Stored data:

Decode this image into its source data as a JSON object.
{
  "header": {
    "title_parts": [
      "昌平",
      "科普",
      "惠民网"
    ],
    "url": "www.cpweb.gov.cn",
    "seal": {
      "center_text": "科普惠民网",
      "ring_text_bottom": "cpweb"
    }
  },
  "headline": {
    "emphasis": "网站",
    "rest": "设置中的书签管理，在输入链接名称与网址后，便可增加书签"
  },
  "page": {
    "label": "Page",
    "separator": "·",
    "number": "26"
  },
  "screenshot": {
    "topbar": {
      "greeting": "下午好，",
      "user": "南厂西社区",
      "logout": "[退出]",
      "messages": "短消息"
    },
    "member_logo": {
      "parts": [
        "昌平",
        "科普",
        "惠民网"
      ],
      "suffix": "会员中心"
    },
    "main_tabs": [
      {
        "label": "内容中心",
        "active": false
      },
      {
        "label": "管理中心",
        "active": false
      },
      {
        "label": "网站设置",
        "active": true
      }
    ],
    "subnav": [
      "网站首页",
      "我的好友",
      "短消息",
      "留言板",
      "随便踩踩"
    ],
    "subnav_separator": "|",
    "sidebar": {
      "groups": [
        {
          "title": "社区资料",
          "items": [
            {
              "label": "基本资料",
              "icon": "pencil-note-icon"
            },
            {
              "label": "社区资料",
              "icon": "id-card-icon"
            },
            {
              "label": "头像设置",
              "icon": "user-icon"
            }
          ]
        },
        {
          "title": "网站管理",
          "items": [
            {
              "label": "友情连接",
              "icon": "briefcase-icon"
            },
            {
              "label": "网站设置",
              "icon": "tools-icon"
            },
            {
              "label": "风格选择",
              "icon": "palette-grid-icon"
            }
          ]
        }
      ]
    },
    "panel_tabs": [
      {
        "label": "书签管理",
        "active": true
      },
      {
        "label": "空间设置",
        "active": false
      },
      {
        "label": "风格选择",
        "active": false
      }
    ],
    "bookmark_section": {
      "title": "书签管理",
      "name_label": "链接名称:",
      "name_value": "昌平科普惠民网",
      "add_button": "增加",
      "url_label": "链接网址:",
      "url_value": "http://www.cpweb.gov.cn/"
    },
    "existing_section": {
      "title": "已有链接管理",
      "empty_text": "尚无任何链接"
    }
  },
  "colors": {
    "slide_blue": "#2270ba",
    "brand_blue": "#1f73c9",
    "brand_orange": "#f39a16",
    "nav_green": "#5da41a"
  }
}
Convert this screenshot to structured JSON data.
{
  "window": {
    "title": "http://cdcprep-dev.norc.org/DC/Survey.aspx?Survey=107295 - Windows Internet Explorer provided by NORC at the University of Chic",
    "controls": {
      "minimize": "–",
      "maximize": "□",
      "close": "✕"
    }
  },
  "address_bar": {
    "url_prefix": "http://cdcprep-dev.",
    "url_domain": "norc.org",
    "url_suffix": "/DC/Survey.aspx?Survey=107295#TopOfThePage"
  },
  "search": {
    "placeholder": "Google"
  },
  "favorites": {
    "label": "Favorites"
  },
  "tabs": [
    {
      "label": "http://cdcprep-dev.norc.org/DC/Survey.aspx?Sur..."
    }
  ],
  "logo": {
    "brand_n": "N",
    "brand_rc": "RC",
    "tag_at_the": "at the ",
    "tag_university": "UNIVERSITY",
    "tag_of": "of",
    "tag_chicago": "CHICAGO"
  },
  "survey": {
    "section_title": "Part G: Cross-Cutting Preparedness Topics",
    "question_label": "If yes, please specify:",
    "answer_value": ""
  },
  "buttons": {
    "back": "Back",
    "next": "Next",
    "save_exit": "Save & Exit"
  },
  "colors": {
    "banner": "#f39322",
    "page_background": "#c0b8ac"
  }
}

REQUIRED TASK: All of the material above needs to be copied exactly.

RESULT OF THIS EXERCISE:
Decode this image into its source data as a JSON object.
{
  "header": {
    "title_parts": [
      "昌平",
      "科普",
      "惠民网"
    ],
    "url": "www.cpweb.gov.cn",
    "seal": {
      "center_text": "科普惠民网",
      "ring_text_bottom": "cpweb"
    }
  },
  "headline": {
    "emphasis": "网站",
    "rest": "设置中的书签管理，在输入链接名称与网址后，便可增加书签"
  },
  "page": {
    "label": "Page",
    "separator": "·",
    "number": "26"
  },
  "screenshot": {
    "topbar": {
      "greeting": "下午好，",
      "user": "南厂西社区",
      "logout": "[退出]",
      "messages": "短消息"
    },
    "member_logo": {
      "parts": [
        "昌平",
        "科普",
        "惠民网"
      ],
      "suffix": "会员中心"
    },
    "main_tabs": [
      {
        "label": "内容中心",
        "active": false
      },
      {
        "label": "管理中心",
        "active": false
      },
      {
        "label": "网站设置",
        "active": true
      }
    ],
    "subnav": [
      "网站首页",
      "我的好友",
      "短消息",
      "留言板",
      "随便踩踩"
    ],
    "subnav_separator": "|",
    "sidebar": {
      "groups": [
        {
          "title": "社区资料",
          "items": [
            {
              "label": "基本资料",
              "icon": "pencil-note-icon"
            },
            {
              "label": "社区资料",
              "icon": "id-card-icon"
            },
            {
              "label": "头像设置",
              "icon": "user-icon"
            }
          ]
        },
        {
          "title": "网站管理",
          "items": [
            {
              "label": "友情连接",
              "icon": "briefcase-icon"
            },
            {
              "label": "网站设置",
              "icon": "tools-icon"
            },
            {
              "label": "风格选择",
              "icon": "palette-grid-icon"
            }
          ]
        }
      ]
    },
    "panel_tabs": [
      {
        "label": "书签管理",
        "active": true
      },
      {
        "label": "空间设置",
        "active": false
      },
      {
        "label": "风格选择",
        "active": false
      }
    ],
    "bookmark_section": {
      "title": "书签管理",
      "name_label": "链接名称:",
      "name_value": "昌平科普惠民网",
      "add_button": "增加",
      "url_label": "链接网址:",
      "url_value": "http://www.cpweb.gov.cn/"
    },
    "existing_section": {
      "title": "已有链接管理",
      "empty_text": "尚无任何链接"
    }
  },
  "colors": {
    "slide_blue": "#2270ba",
    "brand_blue": "#1f73c9",
    "brand_orange": "#f39a16",
    "nav_green": "#5da41a"
  }
}
Convert this screenshot to structured JSON data.
{
  "window": {
    "title": "http://cdcprep-dev.norc.org/DC/Survey.aspx?Survey=107295 - Windows Internet Explorer provided by NORC at the University of Chic",
    "controls": {
      "minimize": "–",
      "maximize": "□",
      "close": "✕"
    }
  },
  "address_bar": {
    "url_prefix": "http://cdcprep-dev.",
    "url_domain": "norc.org",
    "url_suffix": "/DC/Survey.aspx?Survey=107295#TopOfThePage"
  },
  "search": {
    "placeholder": "Google"
  },
  "favorites": {
    "label": "Favorites"
  },
  "tabs": [
    {
      "label": "http://cdcprep-dev.norc.org/DC/Survey.aspx?Sur..."
    }
  ],
  "logo": {
    "brand_n": "N",
    "brand_rc": "RC",
    "tag_at_the": "at the ",
    "tag_university": "UNIVERSITY",
    "tag_of": "of",
    "tag_chicago": "CHICAGO"
  },
  "survey": {
    "section_title": "Part G: Cross-Cutting Preparedness Topics",
    "question_label": "If yes, please specify:",
    "answer_value": ""
  },
  "buttons": {
    "back": "Back",
    "next": "Next",
    "save_exit": "Save & Exit"
  },
  "colors": {
    "banner": "#f39322",
    "page_background": "#c0b8ac"
  }
}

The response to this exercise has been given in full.